-- BEGIN --

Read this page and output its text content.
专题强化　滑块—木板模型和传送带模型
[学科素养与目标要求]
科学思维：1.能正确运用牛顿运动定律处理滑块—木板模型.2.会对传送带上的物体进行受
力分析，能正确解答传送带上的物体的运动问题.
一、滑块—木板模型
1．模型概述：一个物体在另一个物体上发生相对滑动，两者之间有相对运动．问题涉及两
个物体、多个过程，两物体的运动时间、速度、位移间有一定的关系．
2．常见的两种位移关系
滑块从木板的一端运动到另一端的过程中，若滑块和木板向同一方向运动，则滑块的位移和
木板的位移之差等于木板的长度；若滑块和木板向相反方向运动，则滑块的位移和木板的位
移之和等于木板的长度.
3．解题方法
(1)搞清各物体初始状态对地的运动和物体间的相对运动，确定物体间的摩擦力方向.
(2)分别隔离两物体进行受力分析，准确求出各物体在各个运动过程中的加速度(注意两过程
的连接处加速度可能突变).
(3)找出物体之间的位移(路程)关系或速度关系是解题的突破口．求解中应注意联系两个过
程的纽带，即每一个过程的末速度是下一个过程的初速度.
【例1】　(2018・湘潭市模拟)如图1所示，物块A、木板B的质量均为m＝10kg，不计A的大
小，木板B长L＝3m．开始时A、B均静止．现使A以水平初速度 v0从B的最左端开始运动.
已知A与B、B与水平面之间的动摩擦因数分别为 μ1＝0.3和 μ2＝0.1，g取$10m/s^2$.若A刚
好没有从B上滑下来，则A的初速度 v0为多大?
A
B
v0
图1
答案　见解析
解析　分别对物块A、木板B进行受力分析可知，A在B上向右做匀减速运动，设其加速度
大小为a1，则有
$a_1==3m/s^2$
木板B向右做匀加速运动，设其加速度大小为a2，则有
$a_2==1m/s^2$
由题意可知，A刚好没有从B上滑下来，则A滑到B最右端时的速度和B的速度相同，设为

-- END --

**Work required**
Print all of the entries exactly as they appear.

**Expected output**
Read this page and output its text content.
专题强化　滑块—木板模型和传送带模型
[学科素养与目标要求]
科学思维：1.能正确运用牛顿运动定律处理滑块—木板模型.2.会对传送带上的物体进行受
力分析，能正确解答传送带上的物体的运动问题.
一、滑块—木板模型
1．模型概述：一个物体在另一个物体上发生相对滑动，两者之间有相对运动．问题涉及两
个物体、多个过程，两物体的运动时间、速度、位移间有一定的关系．
2．常见的两种位移关系
滑块从木板的一端运动到另一端的过程中，若滑块和木板向同一方向运动，则滑块的位移和
木板的位移之差等于木板的长度；若滑块和木板向相反方向运动，则滑块的位移和木板的位
移之和等于木板的长度.
3．解题方法
(1)搞清各物体初始状态对地的运动和物体间的相对运动，确定物体间的摩擦力方向.
(2)分别隔离两物体进行受力分析，准确求出各物体在各个运动过程中的加速度(注意两过程
的连接处加速度可能突变).
(3)找出物体之间的位移(路程)关系或速度关系是解题的突破口．求解中应注意联系两个过
程的纽带，即每一个过程的末速度是下一个过程的初速度.
【例1】　(2018・湘潭市模拟)如图1所示，物块A、木板B的质量均为m＝10kg，不计A的大
小，木板B长L＝3m．开始时A、B均静止．现使A以水平初速度 v0从B的最左端开始运动.
已知A与B、B与水平面之间的动摩擦因数分别为 μ1＝0.3和 μ2＝0.1，g取$10m/s^2$.若A刚
好没有从B上滑下来，则A的初速度 v0为多大?
A
B
v0
图1
答案　见解析
解析　分别对物块A、木板B进行受力分析可知，A在B上向右做匀减速运动，设其加速度
大小为a1，则有
$a_1==3m/s^2$
木板B向右做匀加速运动，设其加速度大小为a2，则有
$a_2==1m/s^2$
由题意可知，A刚好没有从B上滑下来，则A滑到B最右端时的速度和B的速度相同，设为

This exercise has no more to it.